What needs to be done:
Repeat every record below exactly as written.
START Data provided
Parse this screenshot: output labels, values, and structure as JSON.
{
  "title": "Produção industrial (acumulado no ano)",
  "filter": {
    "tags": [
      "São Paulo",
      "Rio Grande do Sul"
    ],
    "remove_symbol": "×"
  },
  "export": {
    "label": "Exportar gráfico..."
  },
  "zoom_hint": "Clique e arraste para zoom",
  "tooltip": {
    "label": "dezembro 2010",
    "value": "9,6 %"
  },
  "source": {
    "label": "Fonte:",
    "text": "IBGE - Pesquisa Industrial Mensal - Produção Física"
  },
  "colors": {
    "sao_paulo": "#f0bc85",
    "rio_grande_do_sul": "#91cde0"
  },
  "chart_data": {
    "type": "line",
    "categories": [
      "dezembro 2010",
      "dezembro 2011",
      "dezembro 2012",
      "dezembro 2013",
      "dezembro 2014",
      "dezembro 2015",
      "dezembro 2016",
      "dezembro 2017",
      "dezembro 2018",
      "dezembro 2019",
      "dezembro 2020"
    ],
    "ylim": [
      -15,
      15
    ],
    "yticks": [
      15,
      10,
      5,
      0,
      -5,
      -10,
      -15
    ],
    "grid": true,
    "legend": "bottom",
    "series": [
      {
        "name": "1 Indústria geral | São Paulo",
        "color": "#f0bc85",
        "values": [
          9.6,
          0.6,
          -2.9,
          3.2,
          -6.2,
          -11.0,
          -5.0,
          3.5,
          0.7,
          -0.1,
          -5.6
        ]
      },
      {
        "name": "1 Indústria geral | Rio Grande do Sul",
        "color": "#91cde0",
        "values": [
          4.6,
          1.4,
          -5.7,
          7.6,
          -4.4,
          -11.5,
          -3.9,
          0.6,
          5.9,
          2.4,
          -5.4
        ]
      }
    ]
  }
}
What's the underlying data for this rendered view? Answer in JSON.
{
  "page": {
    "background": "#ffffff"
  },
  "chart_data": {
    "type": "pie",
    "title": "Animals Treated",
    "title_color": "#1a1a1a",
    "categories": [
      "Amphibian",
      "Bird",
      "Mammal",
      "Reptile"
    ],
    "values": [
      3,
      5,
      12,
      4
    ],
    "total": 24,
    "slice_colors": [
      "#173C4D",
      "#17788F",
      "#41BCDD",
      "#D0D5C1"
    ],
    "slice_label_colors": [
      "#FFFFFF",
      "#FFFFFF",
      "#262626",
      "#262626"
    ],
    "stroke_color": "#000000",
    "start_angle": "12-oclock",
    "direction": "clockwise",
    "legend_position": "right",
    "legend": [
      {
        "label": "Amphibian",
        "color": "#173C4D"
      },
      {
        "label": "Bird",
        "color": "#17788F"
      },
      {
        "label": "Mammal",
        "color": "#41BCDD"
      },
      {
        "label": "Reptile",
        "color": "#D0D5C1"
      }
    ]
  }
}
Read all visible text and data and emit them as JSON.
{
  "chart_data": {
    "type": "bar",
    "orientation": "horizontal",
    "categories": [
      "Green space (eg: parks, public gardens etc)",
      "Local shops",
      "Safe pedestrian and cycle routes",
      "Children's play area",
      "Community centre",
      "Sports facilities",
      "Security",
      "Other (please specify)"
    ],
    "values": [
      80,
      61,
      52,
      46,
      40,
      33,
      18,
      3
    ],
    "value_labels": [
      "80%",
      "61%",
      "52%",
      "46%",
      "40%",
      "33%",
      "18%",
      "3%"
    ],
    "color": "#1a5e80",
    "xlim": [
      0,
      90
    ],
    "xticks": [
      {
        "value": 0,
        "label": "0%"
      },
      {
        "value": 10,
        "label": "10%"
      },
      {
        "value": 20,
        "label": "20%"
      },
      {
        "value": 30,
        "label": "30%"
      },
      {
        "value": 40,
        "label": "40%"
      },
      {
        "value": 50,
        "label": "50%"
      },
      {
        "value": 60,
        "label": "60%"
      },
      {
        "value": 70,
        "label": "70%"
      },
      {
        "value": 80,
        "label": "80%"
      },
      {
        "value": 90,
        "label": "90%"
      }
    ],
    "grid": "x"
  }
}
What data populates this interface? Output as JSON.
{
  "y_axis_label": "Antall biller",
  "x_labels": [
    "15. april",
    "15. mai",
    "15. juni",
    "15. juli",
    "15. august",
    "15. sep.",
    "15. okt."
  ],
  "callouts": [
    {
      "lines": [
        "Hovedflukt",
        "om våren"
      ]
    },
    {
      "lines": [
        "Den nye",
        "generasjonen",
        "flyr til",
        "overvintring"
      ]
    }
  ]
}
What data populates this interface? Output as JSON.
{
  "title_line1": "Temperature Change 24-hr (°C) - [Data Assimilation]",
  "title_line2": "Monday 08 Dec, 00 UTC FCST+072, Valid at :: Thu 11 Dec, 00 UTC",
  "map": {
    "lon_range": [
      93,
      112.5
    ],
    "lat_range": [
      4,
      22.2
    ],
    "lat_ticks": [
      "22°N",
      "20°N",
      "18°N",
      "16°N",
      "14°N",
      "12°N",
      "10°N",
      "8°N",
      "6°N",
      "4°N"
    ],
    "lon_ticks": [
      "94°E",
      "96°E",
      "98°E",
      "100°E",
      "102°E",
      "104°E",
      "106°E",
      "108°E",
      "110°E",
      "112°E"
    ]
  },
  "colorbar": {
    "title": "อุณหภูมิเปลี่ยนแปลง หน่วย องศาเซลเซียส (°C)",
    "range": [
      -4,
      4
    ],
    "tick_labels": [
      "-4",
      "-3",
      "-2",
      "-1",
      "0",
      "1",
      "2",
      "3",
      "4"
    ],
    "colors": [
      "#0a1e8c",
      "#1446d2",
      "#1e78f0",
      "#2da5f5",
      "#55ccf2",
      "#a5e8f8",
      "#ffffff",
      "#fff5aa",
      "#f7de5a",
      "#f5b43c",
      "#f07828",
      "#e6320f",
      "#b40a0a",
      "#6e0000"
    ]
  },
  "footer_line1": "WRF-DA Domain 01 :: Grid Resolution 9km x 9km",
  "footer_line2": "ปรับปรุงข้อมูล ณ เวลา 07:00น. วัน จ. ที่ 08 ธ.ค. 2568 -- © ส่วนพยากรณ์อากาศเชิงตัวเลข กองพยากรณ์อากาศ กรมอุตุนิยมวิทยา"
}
END Data provided
Expected answer:
Parse this screenshot: output labels, values, and structure as JSON.
{
  "title": "Produção industrial (acumulado no ano)",
  "filter": {
    "tags": [
      "São Paulo",
      "Rio Grande do Sul"
    ],
    "remove_symbol": "×"
  },
  "export": {
    "label": "Exportar gráfico..."
  },
  "zoom_hint": "Clique e arraste para zoom",
  "tooltip": {
    "label": "dezembro 2010",
    "value": "9,6 %"
  },
  "source": {
    "label": "Fonte:",
    "text": "IBGE - Pesquisa Industrial Mensal - Produção Física"
  },
  "colors": {
    "sao_paulo": "#f0bc85",
    "rio_grande_do_sul": "#91cde0"
  },
  "chart_data": {
    "type": "line",
    "categories": [
      "dezembro 2010",
      "dezembro 2011",
      "dezembro 2012",
      "dezembro 2013",
      "dezembro 2014",
      "dezembro 2015",
      "dezembro 2016",
      "dezembro 2017",
      "dezembro 2018",
      "dezembro 2019",
      "dezembro 2020"
    ],
    "ylim": [
      -15,
      15
    ],
    "yticks": [
      15,
      10,
      5,
      0,
      -5,
      -10,
      -15
    ],
    "grid": true,
    "legend": "bottom",
    "series": [
      {
        "name": "1 Indústria geral | São Paulo",
        "color": "#f0bc85",
        "values": [
          9.6,
          0.6,
          -2.9,
          3.2,
          -6.2,
          -11.0,
          -5.0,
          3.5,
          0.7,
          -0.1,
          -5.6
        ]
      },
      {
        "name": "1 Indústria geral | Rio Grande do Sul",
        "color": "#91cde0",
        "values": [
          4.6,
          1.4,
          -5.7,
          7.6,
          -4.4,
          -11.5,
          -3.9,
          0.6,
          5.9,
          2.4,
          -5.4
        ]
      }
    ]
  }
}
What's the underlying data for this rendered view? Answer in JSON.
{
  "page": {
    "background": "#ffffff"
  },
  "chart_data": {
    "type": "pie",
    "title": "Animals Treated",
    "title_color": "#1a1a1a",
    "categories": [
      "Amphibian",
      "Bird",
      "Mammal",
      "Reptile"
    ],
    "values": [
      3,
      5,
      12,
      4
    ],
    "total": 24,
    "slice_colors": [
      "#173C4D",
      "#17788F",
      "#41BCDD",
      "#D0D5C1"
    ],
    "slice_label_colors": [
      "#FFFFFF",
      "#FFFFFF",
      "#262626",
      "#262626"
    ],
    "stroke_color": "#000000",
    "start_angle": "12-oclock",
    "direction": "clockwise",
    "legend_position": "right",
    "legend": [
      {
        "label": "Amphibian",
        "color": "#173C4D"
      },
      {
        "label": "Bird",
        "color": "#17788F"
      },
      {
        "label": "Mammal",
        "color": "#41BCDD"
      },
      {
        "label": "Reptile",
        "color": "#D0D5C1"
      }
    ]
  }
}
Read all visible text and data and emit them as JSON.
{
  "chart_data": {
    "type": "bar",
    "orientation": "horizontal",
    "categories": [
      "Green space (eg: parks, public gardens etc)",
      "Local shops",
      "Safe pedestrian and cycle routes",
      "Children's play area",
      "Community centre",
      "Sports facilities",
      "Security",
      "Other (please specify)"
    ],
    "values": [
      80,
      61,
      52,
      46,
      40,
      33,
      18,
      3
    ],
    "value_labels": [
      "80%",
      "61%",
      "52%",
      "46%",
      "40%",
      "33%",
      "18%",
      "3%"
    ],
    "color": "#1a5e80",
    "xlim": [
      0,
      90
    ],
    "xticks": [
      {
        "value": 0,
        "label": "0%"
      },
      {
        "value": 10,
        "label": "10%"
      },
      {
        "value": 20,
        "label": "20%"
      },
      {
        "value": 30,
        "label": "30%"
      },
      {
        "value": 40,
        "label": "40%"
      },
      {
        "value": 50,
        "label": "50%"
      },
      {
        "value": 60,
        "label": "60%"
      },
      {
        "value": 70,
        "label": "70%"
      },
      {
        "value": 80,
        "label": "80%"
      },
      {
        "value": 90,
        "label": "90%"
      }
    ],
    "grid": "x"
  }
}
What data populates this interface? Output as JSON.
{
  "y_axis_label": "Antall biller",
  "x_labels": [
    "15. april",
    "15. mai",
    "15. juni",
    "15. juli",
    "15. august",
    "15. sep.",
    "15. okt."
  ],
  "callouts": [
    {
      "lines": [
        "Hovedflukt",
        "om våren"
      ]
    },
    {
      "lines": [
        "Den nye",
        "generasjonen",
        "flyr til",
        "overvintring"
      ]
    }
  ]
}
What data populates this interface? Output as JSON.
{
  "title_line1": "Temperature Change 24-hr (°C) - [Data Assimilation]",
  "title_line2": "Monday 08 Dec, 00 UTC FCST+072, Valid at :: Thu 11 Dec, 00 UTC",
  "map": {
    "lon_range": [
      93,
      112.5
    ],
    "lat_range": [
      4,
      22.2
    ],
    "lat_ticks": [
      "22°N",
      "20°N",
      "18°N",
      "16°N",
      "14°N",
      "12°N",
      "10°N",
      "8°N",
      "6°N",
      "4°N"
    ],
    "lon_ticks": [
      "94°E",
      "96°E",
      "98°E",
      "100°E",
      "102°E",
      "104°E",
      "106°E",
      "108°E",
      "110°E",
      "112°E"
    ]
  },
  "colorbar": {
    "title": "อุณหภูมิเปลี่ยนแปลง หน่วย องศาเซลเซียส (°C)",
    "range": [
      -4,
      4
    ],
    "tick_labels": [
      "-4",
      "-3",
      "-2",
      "-1",
      "0",
      "1",
      "2",
      "3",
      "4"
    ],
    "colors": [
      "#0a1e8c",
      "#1446d2",
      "#1e78f0",
      "#2da5f5",
      "#55ccf2",
      "#a5e8f8",
      "#ffffff",
      "#fff5aa",
      "#f7de5a",
      "#f5b43c",
      "#f07828",
      "#e6320f",
      "#b40a0a",
      "#6e0000"
    ]
  },
  "footer_line1": "WRF-DA Domain 01 :: Grid Resolution 9km x 9km",
  "footer_line2": "ปรับปรุงข้อมูล ณ เวลา 07:00น. วัน จ. ที่ 08 ธ.ค. 2568 -- © ส่วนพยากรณ์อากาศเชิงตัวเลข กองพยากรณ์อากาศ กรมอุตุนิยมวิทยา"
}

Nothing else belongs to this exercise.